Task description: Where a line holds the word "parku", copy that line.

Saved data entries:
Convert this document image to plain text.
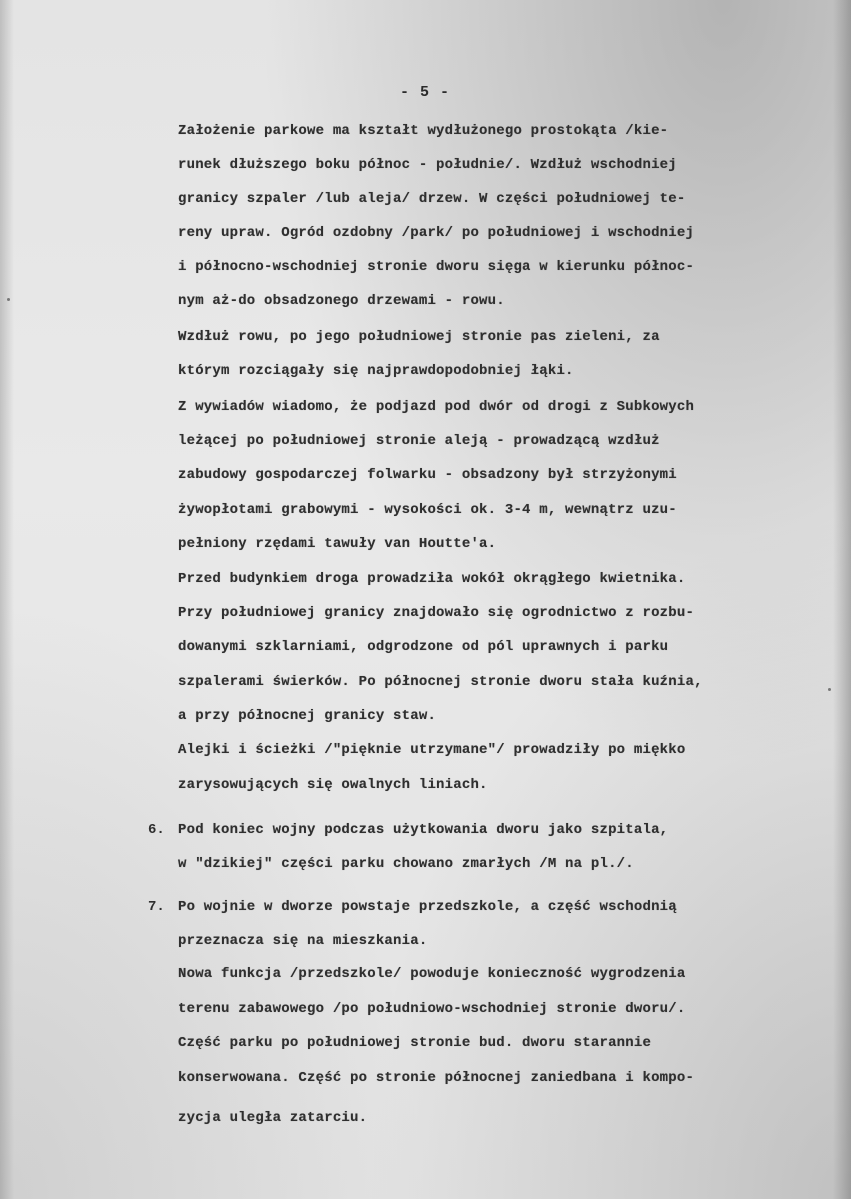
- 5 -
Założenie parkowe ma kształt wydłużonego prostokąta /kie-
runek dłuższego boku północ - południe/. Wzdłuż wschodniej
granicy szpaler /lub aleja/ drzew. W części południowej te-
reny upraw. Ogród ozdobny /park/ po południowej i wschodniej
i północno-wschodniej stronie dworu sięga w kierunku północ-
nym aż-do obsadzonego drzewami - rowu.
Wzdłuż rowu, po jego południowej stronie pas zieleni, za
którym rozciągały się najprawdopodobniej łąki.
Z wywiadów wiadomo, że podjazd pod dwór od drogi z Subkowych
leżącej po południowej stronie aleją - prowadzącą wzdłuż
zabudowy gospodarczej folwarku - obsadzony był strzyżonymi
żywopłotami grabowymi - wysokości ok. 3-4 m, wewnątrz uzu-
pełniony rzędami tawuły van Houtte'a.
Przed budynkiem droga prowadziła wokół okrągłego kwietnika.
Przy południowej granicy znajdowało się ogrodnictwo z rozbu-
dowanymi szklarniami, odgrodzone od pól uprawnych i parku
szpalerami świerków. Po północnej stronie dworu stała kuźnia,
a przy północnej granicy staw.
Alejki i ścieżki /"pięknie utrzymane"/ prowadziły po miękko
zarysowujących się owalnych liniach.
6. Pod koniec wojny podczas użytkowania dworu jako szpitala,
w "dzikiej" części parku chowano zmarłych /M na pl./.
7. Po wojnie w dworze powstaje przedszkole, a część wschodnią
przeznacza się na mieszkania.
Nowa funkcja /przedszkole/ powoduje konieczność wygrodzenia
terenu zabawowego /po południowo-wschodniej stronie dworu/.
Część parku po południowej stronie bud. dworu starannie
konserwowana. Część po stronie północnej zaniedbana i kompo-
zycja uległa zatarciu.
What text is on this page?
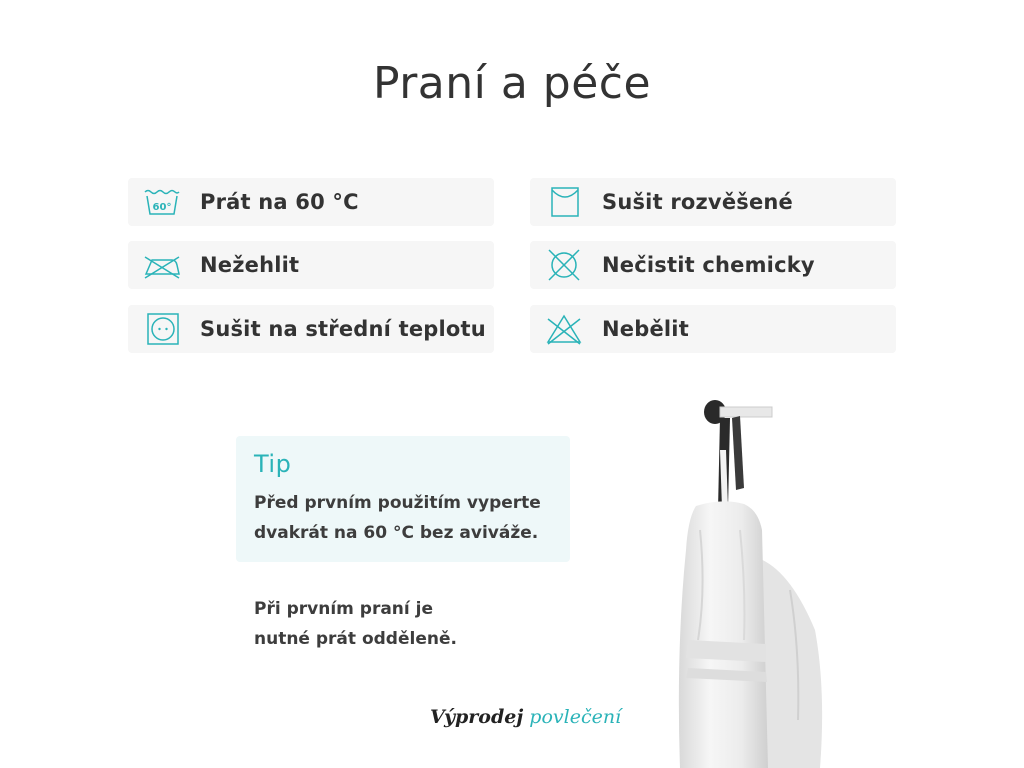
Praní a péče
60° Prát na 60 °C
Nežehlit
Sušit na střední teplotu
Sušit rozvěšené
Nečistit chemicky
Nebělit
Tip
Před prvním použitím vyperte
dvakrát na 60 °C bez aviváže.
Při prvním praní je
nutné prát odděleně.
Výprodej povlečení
* * *
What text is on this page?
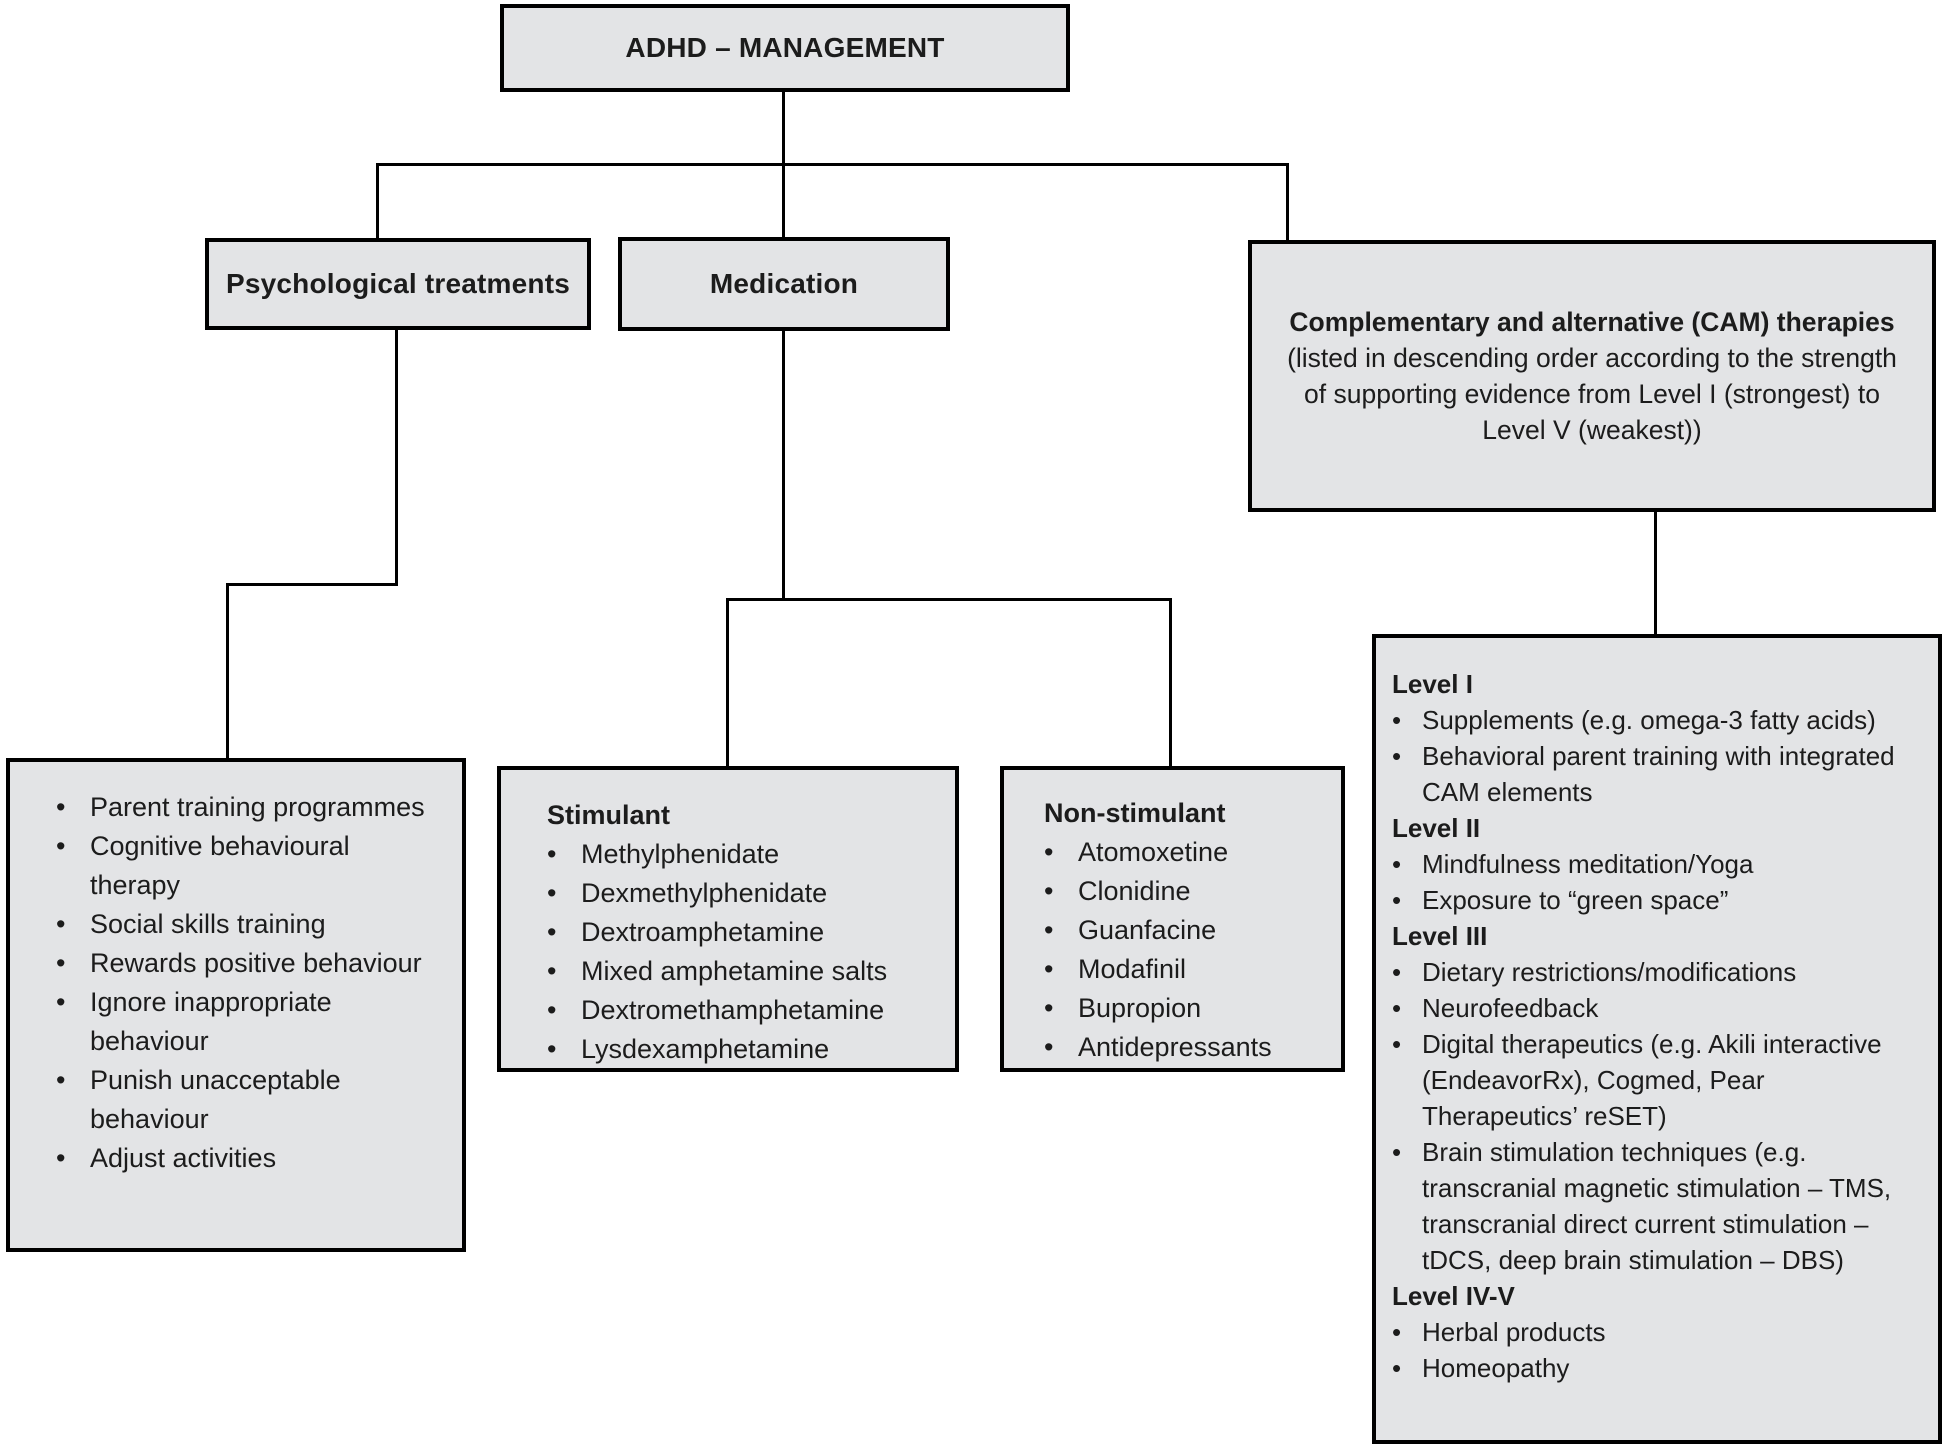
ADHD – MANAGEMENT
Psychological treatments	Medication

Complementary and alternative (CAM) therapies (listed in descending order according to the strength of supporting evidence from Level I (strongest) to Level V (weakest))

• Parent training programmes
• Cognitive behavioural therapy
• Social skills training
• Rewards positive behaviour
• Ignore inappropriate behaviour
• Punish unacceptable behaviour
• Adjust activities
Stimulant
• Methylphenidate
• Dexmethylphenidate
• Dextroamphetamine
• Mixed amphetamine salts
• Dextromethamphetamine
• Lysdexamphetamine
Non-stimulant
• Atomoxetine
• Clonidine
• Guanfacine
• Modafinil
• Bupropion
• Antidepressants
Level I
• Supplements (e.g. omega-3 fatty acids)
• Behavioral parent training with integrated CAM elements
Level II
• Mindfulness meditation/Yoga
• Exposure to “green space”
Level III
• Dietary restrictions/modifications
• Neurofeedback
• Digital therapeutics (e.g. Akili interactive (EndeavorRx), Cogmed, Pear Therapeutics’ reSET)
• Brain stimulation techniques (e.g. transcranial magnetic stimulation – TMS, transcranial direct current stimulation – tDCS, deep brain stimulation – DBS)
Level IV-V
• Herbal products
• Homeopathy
--
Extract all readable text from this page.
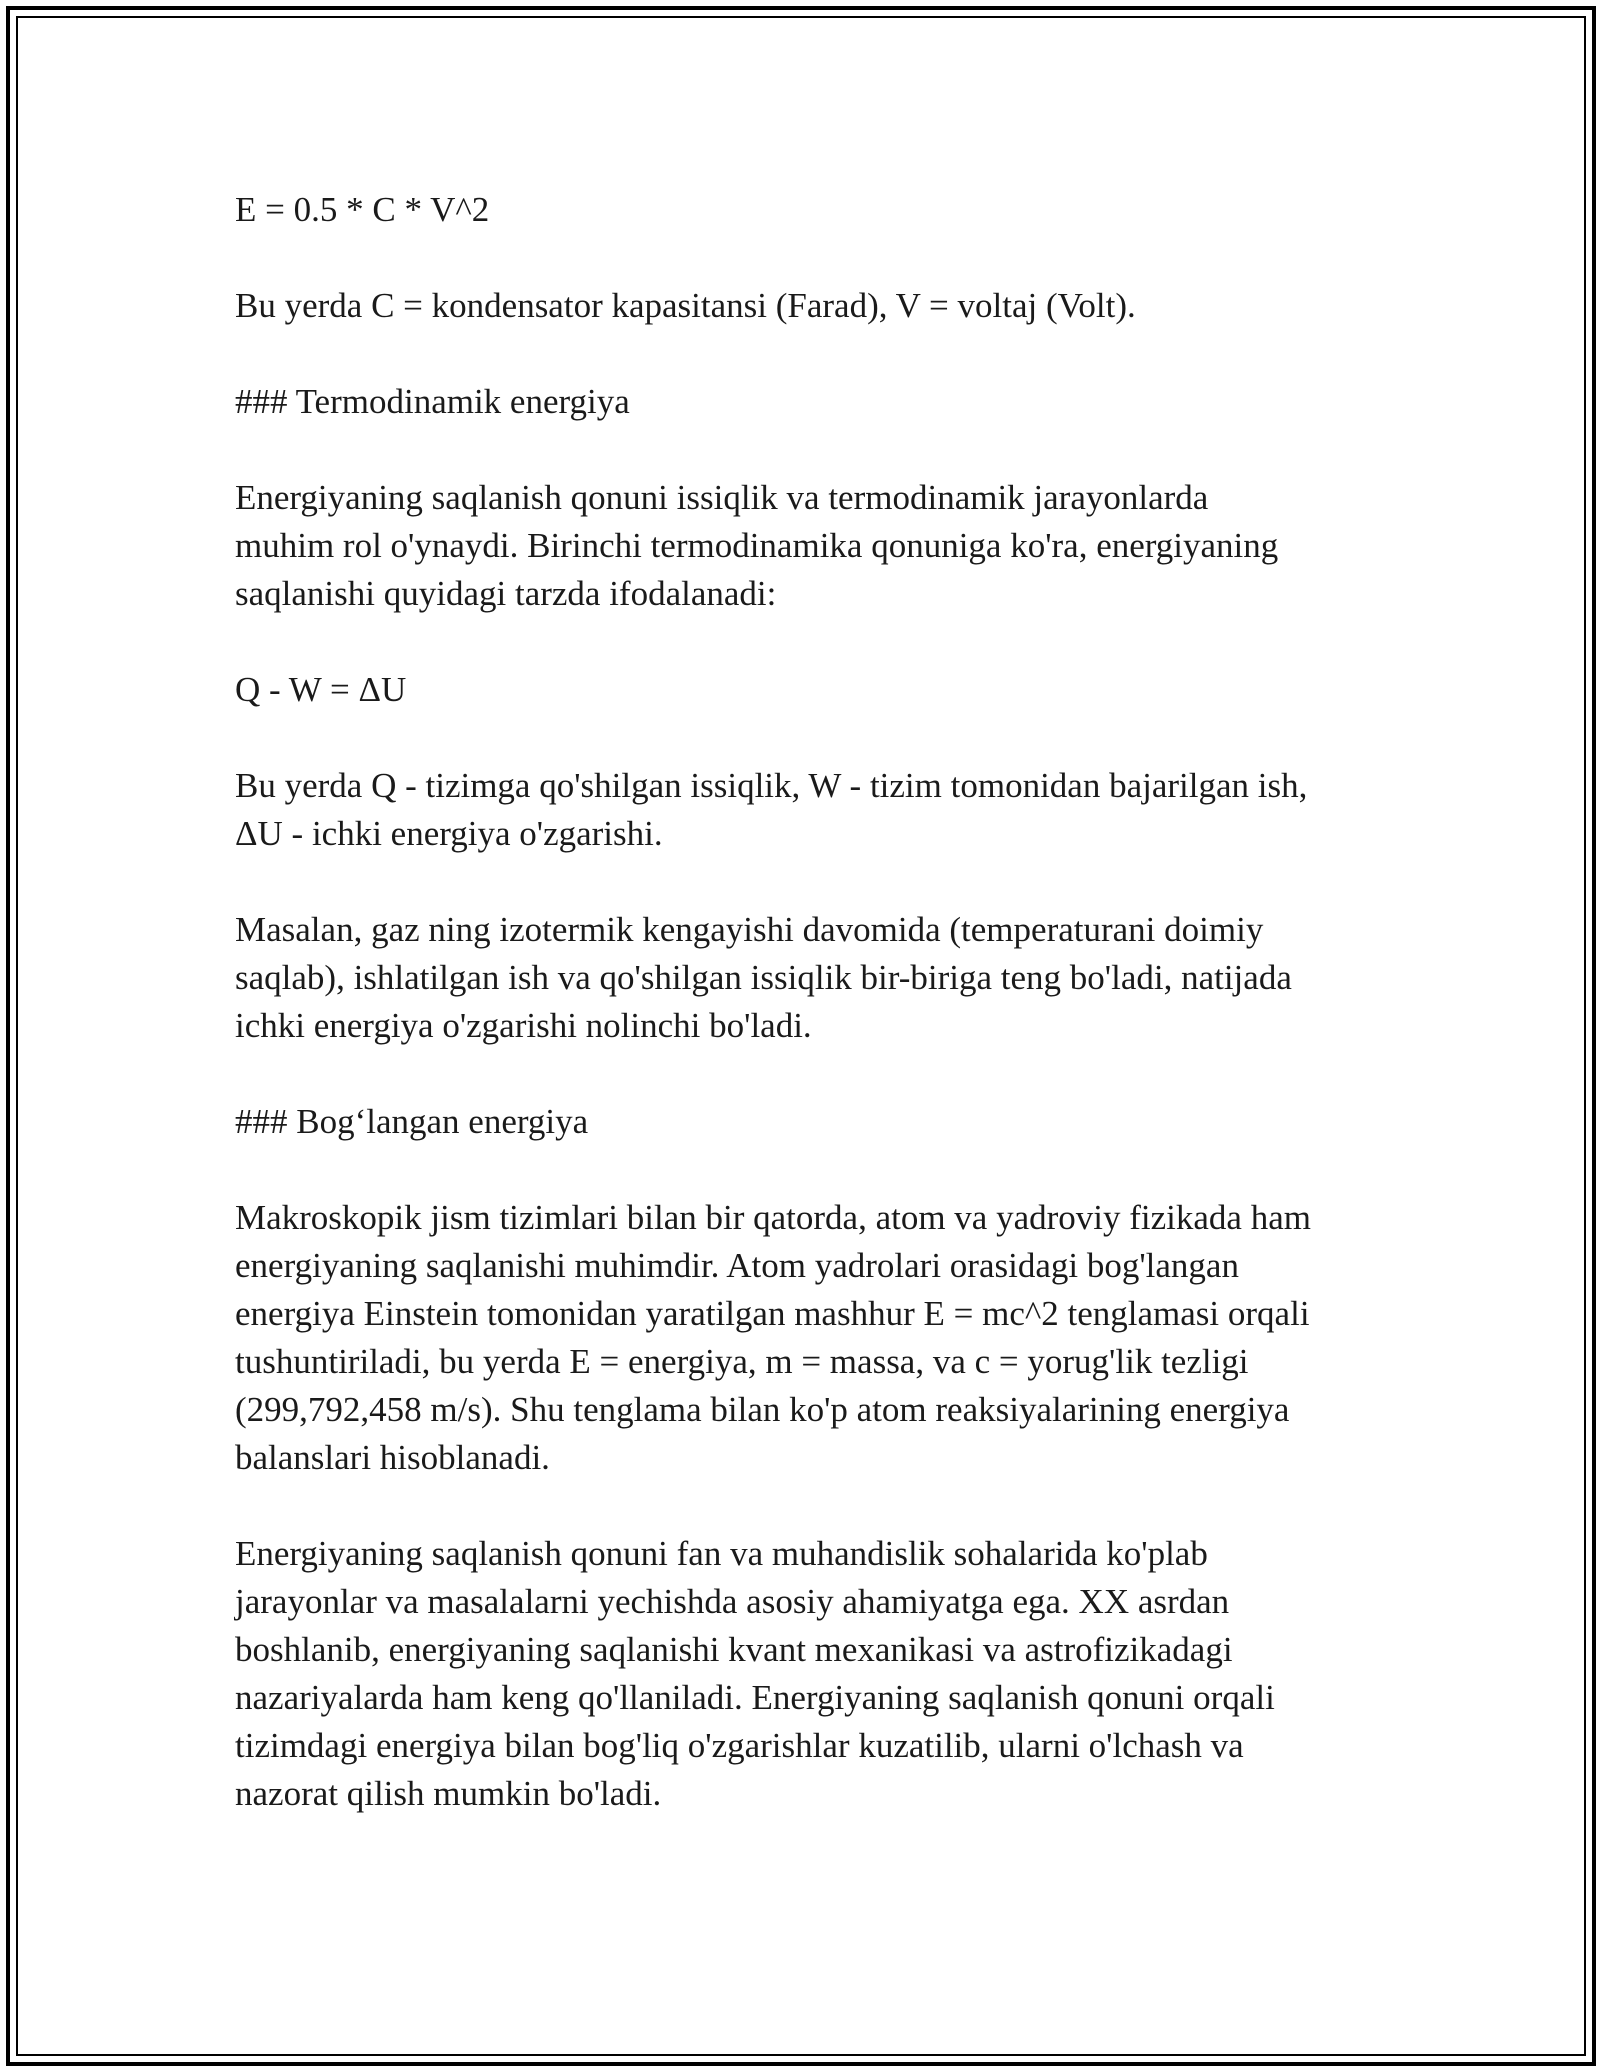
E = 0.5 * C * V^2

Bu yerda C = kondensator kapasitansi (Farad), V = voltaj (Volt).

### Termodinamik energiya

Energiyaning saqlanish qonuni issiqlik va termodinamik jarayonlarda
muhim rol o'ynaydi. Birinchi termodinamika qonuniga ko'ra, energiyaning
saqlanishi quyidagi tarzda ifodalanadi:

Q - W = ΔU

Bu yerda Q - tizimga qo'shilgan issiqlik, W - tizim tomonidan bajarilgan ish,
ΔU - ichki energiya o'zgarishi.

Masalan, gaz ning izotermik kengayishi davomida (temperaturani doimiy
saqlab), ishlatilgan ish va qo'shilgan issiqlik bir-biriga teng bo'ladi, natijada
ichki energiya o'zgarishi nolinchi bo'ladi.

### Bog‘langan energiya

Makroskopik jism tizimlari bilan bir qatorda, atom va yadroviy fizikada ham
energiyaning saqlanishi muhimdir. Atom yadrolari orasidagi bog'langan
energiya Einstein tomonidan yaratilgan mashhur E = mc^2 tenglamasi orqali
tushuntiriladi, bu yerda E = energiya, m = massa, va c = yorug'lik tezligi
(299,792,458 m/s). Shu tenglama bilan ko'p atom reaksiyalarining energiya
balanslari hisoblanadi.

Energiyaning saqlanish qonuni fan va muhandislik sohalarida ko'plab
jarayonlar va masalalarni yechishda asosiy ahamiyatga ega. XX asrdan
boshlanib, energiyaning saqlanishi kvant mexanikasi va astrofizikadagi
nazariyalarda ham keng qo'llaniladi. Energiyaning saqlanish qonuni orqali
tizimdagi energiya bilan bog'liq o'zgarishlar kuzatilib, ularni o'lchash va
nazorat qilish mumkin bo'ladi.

Task answer:
dowanymi szklarniami, odgrodzone od pól uprawnych i parku
w "dzikiej" części parku chowano zmarłych /M na pl./.
Część parku po południowej stronie bud. dworu starannie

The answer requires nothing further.